TASK LIST:
1. In the magazine piece on Javier Olleros, where was the writer's grandfather born?
2. Reproduce the stretch of the magazine piece on Javier Olleros from "galicia | Dec" through "cross O Cebreiro.".

TEXT SEGMENT:
----

Magazine

Javier Olleros

galicia | Dec 2019
By Miguel Bonet

 
“I think Galicia, in essence, has always been at its best”.

Interviewing Javier Olleros is rather easy for me. I’ve been to Culler de Pau many times and I am fortunate to have worked with them and to have spent time with the team. I deeply appreciate the way they work, their approach and their cooking style. I only wish that their land and their interpretation of it were mine also: I want Galicia to be my second home. My grandfather was born in San Miguel de Neira de Rei, in Lugo and its varied and untamed landscape fills me with the desire to live there, in the North, every time I cross O Cebreiro.

Culler de Pau is the epitome of the very essence of Galicia, an apparent set of contradictions –unhurried yet very focussed, approachable yet mysterious, open yet veiled– all of which are turning it into a place of pilgrimage for lovers of gastronomy, unspoilt nature and its unique character.

This interview is conducted with admiration. I remember very well the day that I saw Javier Olleros in “The Table by”, working, book open, on the next season’s menu. That was the moment that I understood that cooking is not only a creative process that connects emotionally with what can be presented but, above all, the importance of first finding out, making discoveries and studying the whole story so as to best understand its heritage and knowledge, and transform them into innovation. Culler is the internal dialogue of a family dedicated to Galicia that looks outwards in search of a reflection that is not exclusively gastronomic.

----

GIVEN DATA:

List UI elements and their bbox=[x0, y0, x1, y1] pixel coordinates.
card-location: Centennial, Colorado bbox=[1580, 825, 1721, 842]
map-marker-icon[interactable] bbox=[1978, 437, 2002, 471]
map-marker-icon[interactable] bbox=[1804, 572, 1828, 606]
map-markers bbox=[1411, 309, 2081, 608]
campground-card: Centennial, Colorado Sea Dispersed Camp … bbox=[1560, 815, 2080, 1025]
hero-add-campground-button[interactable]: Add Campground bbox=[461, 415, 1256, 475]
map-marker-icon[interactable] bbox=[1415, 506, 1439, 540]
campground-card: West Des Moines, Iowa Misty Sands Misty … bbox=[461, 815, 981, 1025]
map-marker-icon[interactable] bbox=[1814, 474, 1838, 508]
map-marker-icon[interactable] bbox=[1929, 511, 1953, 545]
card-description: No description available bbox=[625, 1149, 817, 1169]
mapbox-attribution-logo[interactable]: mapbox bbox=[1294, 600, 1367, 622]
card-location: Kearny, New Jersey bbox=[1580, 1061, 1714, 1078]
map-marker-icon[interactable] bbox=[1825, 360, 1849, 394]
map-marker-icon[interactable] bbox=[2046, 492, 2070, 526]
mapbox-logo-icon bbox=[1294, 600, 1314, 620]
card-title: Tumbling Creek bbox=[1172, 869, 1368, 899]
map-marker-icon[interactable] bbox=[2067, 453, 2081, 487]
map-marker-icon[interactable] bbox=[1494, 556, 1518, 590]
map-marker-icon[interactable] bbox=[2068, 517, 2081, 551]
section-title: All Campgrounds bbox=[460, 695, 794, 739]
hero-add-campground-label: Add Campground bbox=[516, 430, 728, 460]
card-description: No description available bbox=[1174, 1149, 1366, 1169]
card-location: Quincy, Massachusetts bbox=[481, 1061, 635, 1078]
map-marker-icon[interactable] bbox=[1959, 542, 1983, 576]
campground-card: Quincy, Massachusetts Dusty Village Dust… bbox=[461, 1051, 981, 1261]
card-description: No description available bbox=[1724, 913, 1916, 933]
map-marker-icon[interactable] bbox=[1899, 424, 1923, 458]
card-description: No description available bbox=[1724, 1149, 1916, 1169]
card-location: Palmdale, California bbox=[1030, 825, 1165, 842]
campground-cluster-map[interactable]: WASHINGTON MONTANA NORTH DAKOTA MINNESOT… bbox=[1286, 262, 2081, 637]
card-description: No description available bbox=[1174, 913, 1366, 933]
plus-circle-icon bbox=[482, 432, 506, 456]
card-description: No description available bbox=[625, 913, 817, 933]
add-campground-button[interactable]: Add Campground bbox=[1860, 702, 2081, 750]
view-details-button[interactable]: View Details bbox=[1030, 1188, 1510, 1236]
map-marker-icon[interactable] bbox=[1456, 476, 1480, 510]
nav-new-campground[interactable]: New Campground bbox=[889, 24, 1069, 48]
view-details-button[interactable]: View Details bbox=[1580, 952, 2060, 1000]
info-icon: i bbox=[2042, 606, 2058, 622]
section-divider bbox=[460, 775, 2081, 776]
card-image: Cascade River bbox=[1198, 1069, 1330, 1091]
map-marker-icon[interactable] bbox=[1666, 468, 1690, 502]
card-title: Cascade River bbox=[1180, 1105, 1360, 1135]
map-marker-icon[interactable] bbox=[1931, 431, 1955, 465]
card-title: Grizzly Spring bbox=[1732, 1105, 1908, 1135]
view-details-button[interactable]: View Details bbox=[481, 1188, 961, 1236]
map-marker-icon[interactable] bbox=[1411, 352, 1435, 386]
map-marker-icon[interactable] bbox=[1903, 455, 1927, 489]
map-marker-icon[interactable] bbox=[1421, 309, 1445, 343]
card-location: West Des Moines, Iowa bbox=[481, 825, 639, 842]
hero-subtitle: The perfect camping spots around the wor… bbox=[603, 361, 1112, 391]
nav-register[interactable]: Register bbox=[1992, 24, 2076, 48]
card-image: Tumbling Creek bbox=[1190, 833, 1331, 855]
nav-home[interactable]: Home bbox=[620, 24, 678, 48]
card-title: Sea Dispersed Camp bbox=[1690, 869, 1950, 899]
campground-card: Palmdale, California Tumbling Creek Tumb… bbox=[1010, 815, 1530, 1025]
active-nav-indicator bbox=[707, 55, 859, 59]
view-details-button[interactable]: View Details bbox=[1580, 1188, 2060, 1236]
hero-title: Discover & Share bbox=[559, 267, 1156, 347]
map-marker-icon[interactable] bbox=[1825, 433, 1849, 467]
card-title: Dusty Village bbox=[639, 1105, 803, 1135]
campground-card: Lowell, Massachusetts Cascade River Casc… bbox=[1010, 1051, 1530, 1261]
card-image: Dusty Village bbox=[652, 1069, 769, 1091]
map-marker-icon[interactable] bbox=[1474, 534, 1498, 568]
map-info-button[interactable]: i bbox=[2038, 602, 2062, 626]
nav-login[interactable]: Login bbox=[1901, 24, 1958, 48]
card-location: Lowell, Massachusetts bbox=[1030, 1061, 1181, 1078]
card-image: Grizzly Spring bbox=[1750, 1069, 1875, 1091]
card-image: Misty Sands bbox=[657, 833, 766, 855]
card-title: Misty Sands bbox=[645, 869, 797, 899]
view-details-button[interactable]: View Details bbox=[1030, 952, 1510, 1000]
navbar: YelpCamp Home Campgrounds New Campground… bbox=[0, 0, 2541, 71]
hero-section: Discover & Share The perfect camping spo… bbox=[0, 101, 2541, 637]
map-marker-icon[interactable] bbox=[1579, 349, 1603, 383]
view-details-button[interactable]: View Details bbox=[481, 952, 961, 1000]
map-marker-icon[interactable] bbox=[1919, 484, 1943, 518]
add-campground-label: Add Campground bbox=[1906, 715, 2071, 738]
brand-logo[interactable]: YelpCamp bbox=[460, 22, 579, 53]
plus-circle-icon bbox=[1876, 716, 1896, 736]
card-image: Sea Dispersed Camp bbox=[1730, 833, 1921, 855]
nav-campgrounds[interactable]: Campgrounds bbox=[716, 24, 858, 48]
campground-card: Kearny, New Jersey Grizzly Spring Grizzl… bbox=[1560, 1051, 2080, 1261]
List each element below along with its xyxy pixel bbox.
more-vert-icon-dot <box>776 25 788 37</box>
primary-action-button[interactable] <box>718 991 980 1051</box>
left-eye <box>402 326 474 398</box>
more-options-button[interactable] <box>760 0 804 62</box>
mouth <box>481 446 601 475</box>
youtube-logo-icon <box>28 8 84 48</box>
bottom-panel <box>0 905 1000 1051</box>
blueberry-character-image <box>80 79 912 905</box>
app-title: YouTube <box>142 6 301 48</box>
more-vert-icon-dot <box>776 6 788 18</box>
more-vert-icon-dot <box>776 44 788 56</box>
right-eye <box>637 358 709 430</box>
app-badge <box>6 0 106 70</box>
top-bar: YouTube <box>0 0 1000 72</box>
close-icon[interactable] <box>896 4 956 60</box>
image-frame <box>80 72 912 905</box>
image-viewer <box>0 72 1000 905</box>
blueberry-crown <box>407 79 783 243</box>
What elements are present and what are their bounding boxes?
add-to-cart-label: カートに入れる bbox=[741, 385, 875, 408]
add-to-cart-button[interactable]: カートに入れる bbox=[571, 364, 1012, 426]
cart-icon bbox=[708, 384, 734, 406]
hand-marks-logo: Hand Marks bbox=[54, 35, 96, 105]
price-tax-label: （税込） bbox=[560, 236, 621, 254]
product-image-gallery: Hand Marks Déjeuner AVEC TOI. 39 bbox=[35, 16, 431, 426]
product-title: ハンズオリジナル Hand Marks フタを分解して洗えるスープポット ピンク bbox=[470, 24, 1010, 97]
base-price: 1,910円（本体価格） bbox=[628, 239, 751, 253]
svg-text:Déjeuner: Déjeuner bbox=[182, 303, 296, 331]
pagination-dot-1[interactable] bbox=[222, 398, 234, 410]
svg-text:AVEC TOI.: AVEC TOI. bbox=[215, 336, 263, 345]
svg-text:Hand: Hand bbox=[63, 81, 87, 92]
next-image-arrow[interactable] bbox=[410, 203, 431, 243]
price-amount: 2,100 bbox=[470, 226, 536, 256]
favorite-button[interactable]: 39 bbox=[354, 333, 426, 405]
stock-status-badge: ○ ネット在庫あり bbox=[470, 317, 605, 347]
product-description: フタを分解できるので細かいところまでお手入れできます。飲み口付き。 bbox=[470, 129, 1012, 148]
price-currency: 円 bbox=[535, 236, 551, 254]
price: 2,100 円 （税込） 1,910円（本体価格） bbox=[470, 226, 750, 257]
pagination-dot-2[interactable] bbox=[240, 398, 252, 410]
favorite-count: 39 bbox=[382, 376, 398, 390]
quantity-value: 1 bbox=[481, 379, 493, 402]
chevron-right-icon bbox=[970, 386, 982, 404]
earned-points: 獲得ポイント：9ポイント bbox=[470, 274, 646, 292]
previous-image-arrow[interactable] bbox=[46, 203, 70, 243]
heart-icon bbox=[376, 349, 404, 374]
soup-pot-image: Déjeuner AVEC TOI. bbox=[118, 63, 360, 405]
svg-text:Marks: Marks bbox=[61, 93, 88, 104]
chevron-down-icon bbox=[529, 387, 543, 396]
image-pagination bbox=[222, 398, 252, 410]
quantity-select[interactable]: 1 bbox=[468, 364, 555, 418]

----

ANSWERS TO EACH TASK:
1. San Miguel de Neira de Rei, in Lugo.

2.
galicia | Dec 2019
By Miguel Bonet

 
“I think Galicia, in essence, has always been at its best”.

Interviewing Javier Olleros is rather easy for me. I’ve been to Culler de Pau many times and I am fortunate to have worked with them and to have spent time with the team. I deeply appreciate the way they work, their approach and their cooking style. I only wish that their land and their interpretation of it were mine also: I want Galicia to be my second home. My grandfather was born in San Miguel de Neira de Rei, in Lugo and its varied and untamed landscape fills me with the desire to live there, in the North, every time I cross O Cebreiro.